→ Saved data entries
+++

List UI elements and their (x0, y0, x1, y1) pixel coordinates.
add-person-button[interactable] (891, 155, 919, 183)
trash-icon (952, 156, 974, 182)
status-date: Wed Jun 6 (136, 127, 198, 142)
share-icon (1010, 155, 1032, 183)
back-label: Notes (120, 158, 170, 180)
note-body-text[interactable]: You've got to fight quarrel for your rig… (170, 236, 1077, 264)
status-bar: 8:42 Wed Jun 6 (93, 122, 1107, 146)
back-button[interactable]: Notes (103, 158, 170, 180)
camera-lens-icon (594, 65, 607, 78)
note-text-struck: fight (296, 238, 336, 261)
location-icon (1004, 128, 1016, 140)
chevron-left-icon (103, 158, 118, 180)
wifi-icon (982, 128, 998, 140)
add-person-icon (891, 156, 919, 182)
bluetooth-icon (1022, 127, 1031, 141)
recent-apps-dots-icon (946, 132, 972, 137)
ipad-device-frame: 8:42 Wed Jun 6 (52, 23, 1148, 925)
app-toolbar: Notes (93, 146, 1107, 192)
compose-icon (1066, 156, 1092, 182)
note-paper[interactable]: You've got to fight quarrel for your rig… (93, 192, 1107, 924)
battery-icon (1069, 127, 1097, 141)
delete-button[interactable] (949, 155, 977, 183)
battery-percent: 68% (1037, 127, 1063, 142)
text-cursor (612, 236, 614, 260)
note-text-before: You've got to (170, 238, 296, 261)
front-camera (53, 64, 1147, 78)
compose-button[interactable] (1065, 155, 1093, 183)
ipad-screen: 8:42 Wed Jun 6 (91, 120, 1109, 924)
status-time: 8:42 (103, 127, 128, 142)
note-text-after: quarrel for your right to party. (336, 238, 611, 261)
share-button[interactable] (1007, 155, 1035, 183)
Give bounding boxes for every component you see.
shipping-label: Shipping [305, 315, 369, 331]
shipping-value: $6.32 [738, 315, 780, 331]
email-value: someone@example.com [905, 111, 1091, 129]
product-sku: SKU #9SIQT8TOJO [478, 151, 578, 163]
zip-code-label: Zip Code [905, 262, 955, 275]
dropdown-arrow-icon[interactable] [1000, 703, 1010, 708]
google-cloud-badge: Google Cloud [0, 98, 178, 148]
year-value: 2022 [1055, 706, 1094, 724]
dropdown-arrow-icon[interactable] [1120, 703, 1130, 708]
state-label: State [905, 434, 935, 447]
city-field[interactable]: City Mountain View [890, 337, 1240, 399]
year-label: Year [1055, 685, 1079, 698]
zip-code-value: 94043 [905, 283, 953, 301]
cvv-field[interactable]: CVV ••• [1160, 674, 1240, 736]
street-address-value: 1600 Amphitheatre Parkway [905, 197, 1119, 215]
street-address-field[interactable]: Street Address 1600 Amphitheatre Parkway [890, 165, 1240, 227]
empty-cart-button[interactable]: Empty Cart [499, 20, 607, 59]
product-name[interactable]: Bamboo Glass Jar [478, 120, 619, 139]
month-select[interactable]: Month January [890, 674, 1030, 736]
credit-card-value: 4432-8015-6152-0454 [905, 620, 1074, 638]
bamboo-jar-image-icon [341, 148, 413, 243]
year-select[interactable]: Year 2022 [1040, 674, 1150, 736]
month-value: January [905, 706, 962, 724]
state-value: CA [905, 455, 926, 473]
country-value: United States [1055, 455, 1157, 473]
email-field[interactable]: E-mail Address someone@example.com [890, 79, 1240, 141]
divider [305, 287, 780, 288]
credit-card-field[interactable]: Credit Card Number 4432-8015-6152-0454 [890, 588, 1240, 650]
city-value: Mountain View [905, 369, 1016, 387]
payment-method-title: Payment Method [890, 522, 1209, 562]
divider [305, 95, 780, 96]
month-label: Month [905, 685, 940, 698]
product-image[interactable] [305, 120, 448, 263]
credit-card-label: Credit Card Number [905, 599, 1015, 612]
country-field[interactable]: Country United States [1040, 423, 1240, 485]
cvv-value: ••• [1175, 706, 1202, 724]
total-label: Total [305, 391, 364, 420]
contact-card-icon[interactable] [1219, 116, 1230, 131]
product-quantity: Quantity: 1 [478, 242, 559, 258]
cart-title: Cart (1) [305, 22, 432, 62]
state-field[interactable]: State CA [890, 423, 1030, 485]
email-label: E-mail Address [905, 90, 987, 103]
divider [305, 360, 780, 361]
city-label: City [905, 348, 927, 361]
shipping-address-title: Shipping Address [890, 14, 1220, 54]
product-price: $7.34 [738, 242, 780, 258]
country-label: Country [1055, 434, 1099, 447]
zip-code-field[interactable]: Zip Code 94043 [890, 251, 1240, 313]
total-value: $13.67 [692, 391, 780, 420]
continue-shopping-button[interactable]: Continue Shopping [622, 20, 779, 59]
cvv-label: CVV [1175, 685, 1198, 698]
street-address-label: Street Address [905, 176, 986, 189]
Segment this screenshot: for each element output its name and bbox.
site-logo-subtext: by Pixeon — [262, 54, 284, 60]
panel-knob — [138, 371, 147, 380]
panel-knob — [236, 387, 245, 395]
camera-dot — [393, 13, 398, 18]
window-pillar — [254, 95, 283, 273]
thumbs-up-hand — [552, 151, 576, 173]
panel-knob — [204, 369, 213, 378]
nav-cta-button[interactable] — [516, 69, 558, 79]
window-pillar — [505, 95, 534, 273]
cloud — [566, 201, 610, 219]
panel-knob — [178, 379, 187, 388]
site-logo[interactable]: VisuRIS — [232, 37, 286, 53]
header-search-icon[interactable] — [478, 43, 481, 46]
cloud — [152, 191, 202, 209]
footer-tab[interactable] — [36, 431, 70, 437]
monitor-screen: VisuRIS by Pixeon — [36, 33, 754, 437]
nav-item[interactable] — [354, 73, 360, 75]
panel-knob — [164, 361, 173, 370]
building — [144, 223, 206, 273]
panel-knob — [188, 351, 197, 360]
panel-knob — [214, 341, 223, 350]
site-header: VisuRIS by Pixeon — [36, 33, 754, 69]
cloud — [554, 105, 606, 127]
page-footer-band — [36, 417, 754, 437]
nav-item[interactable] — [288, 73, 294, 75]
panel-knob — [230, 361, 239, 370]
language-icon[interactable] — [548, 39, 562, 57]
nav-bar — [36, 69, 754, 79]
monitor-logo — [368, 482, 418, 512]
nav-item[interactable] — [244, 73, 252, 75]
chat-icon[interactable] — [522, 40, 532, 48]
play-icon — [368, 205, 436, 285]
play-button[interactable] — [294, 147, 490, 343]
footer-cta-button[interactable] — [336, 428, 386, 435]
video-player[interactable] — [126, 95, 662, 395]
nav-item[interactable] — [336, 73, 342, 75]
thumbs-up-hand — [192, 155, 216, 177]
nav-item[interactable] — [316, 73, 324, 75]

+++

→ Requirements
Swap each "nav-item" in the entries above for "menu-link" and write out all the entries again, with everything else unchanged.

→ The response
List UI elements and their (x0, y0, x1, y1) pixel coordinates.
add-person-button[interactable] (891, 155, 919, 183)
trash-icon (952, 156, 974, 182)
status-date: Wed Jun 6 (136, 127, 198, 142)
share-icon (1010, 155, 1032, 183)
back-label: Notes (120, 158, 170, 180)
note-body-text[interactable]: You've got to fight quarrel for your rig… (170, 236, 1077, 264)
status-bar: 8:42 Wed Jun 6 (93, 122, 1107, 146)
back-button[interactable]: Notes (103, 158, 170, 180)
camera-lens-icon (594, 65, 607, 78)
note-text-struck: fight (296, 238, 336, 261)
location-icon (1004, 128, 1016, 140)
chevron-left-icon (103, 158, 118, 180)
wifi-icon (982, 128, 998, 140)
add-person-icon (891, 156, 919, 182)
bluetooth-icon (1022, 127, 1031, 141)
recent-apps-dots-icon (946, 132, 972, 137)
ipad-device-frame: 8:42 Wed Jun 6 (52, 23, 1148, 925)
app-toolbar: Notes (93, 146, 1107, 192)
compose-icon (1066, 156, 1092, 182)
note-paper[interactable]: You've got to fight quarrel for your rig… (93, 192, 1107, 924)
battery-icon (1069, 127, 1097, 141)
delete-button[interactable] (949, 155, 977, 183)
battery-percent: 68% (1037, 127, 1063, 142)
text-cursor (612, 236, 614, 260)
note-text-before: You've got to (170, 238, 296, 261)
front-camera (53, 64, 1147, 78)
compose-button[interactable] (1065, 155, 1093, 183)
ipad-screen: 8:42 Wed Jun 6 (91, 120, 1109, 924)
status-time: 8:42 (103, 127, 128, 142)
note-text-after: quarrel for your right to party. (336, 238, 611, 261)
share-button[interactable] (1007, 155, 1035, 183)
Give bounding boxes for every component you see.
shipping-label: Shipping [305, 315, 369, 331]
shipping-value: $6.32 [738, 315, 780, 331]
email-value: someone@example.com [905, 111, 1091, 129]
product-sku: SKU #9SIQT8TOJO [478, 151, 578, 163]
zip-code-label: Zip Code [905, 262, 955, 275]
dropdown-arrow-icon[interactable] [1000, 703, 1010, 708]
google-cloud-badge: Google Cloud [0, 98, 178, 148]
year-value: 2022 [1055, 706, 1094, 724]
dropdown-arrow-icon[interactable] [1120, 703, 1130, 708]
state-label: State [905, 434, 935, 447]
city-field[interactable]: City Mountain View [890, 337, 1240, 399]
year-label: Year [1055, 685, 1079, 698]
zip-code-value: 94043 [905, 283, 953, 301]
cvv-field[interactable]: CVV ••• [1160, 674, 1240, 736]
street-address-value: 1600 Amphitheatre Parkway [905, 197, 1119, 215]
street-address-field[interactable]: Street Address 1600 Amphitheatre Parkway [890, 165, 1240, 227]
empty-cart-button[interactable]: Empty Cart [499, 20, 607, 59]
product-name[interactable]: Bamboo Glass Jar [478, 120, 619, 139]
month-select[interactable]: Month January [890, 674, 1030, 736]
credit-card-value: 4432-8015-6152-0454 [905, 620, 1074, 638]
bamboo-jar-image-icon [341, 148, 413, 243]
year-select[interactable]: Year 2022 [1040, 674, 1150, 736]
month-value: January [905, 706, 962, 724]
state-value: CA [905, 455, 926, 473]
country-value: United States [1055, 455, 1157, 473]
email-field[interactable]: E-mail Address someone@example.com [890, 79, 1240, 141]
divider [305, 287, 780, 288]
credit-card-field[interactable]: Credit Card Number 4432-8015-6152-0454 [890, 588, 1240, 650]
city-value: Mountain View [905, 369, 1016, 387]
payment-method-title: Payment Method [890, 522, 1209, 562]
divider [305, 95, 780, 96]
month-label: Month [905, 685, 940, 698]
product-image[interactable] [305, 120, 448, 263]
credit-card-label: Credit Card Number [905, 599, 1015, 612]
country-field[interactable]: Country United States [1040, 423, 1240, 485]
cvv-value: ••• [1175, 706, 1202, 724]
total-label: Total [305, 391, 364, 420]
contact-card-icon[interactable] [1219, 116, 1230, 131]
product-quantity: Quantity: 1 [478, 242, 559, 258]
cart-title: Cart (1) [305, 22, 432, 62]
state-field[interactable]: State CA [890, 423, 1030, 485]
email-label: E-mail Address [905, 90, 987, 103]
divider [305, 360, 780, 361]
city-label: City [905, 348, 927, 361]
shipping-address-title: Shipping Address [890, 14, 1220, 54]
product-price: $7.34 [738, 242, 780, 258]
country-label: Country [1055, 434, 1099, 447]
zip-code-field[interactable]: Zip Code 94043 [890, 251, 1240, 313]
total-value: $13.67 [692, 391, 780, 420]
continue-shopping-button[interactable]: Continue Shopping [622, 20, 779, 59]
cvv-label: CVV [1175, 685, 1198, 698]
street-address-label: Street Address [905, 176, 986, 189]
Segment this screenshot: for each element output its name and bbox.
site-logo-subtext: by Pixeon — [262, 54, 284, 60]
panel-knob — [138, 371, 147, 380]
panel-knob — [236, 387, 245, 395]
camera-dot — [393, 13, 398, 18]
window-pillar — [254, 95, 283, 273]
thumbs-up-hand — [552, 151, 576, 173]
panel-knob — [204, 369, 213, 378]
nav-cta-button[interactable] — [516, 69, 558, 79]
window-pillar — [505, 95, 534, 273]
cloud — [566, 201, 610, 219]
panel-knob — [178, 379, 187, 388]
site-logo[interactable]: VisuRIS — [232, 37, 286, 53]
header-search-icon[interactable] — [478, 43, 481, 46]
cloud — [152, 191, 202, 209]
footer-tab[interactable] — [36, 431, 70, 437]
monitor-screen: VisuRIS by Pixeon — [36, 33, 754, 437]
menu-link[interactable] — [354, 73, 360, 75]
panel-knob — [164, 361, 173, 370]
building — [144, 223, 206, 273]
panel-knob — [188, 351, 197, 360]
panel-knob — [214, 341, 223, 350]
site-header: VisuRIS by Pixeon — [36, 33, 754, 69]
cloud — [554, 105, 606, 127]
page-footer-band — [36, 417, 754, 437]
menu-link[interactable] — [288, 73, 294, 75]
panel-knob — [230, 361, 239, 370]
language-icon[interactable] — [548, 39, 562, 57]
nav-bar — [36, 69, 754, 79]
monitor-logo — [368, 482, 418, 512]
menu-link[interactable] — [244, 73, 252, 75]
chat-icon[interactable] — [522, 40, 532, 48]
play-icon — [368, 205, 436, 285]
play-button[interactable] — [294, 147, 490, 343]
footer-cta-button[interactable] — [336, 428, 386, 435]
video-player[interactable] — [126, 95, 662, 395]
menu-link[interactable] — [336, 73, 342, 75]
thumbs-up-hand — [192, 155, 216, 177]
menu-link[interactable] — [316, 73, 324, 75]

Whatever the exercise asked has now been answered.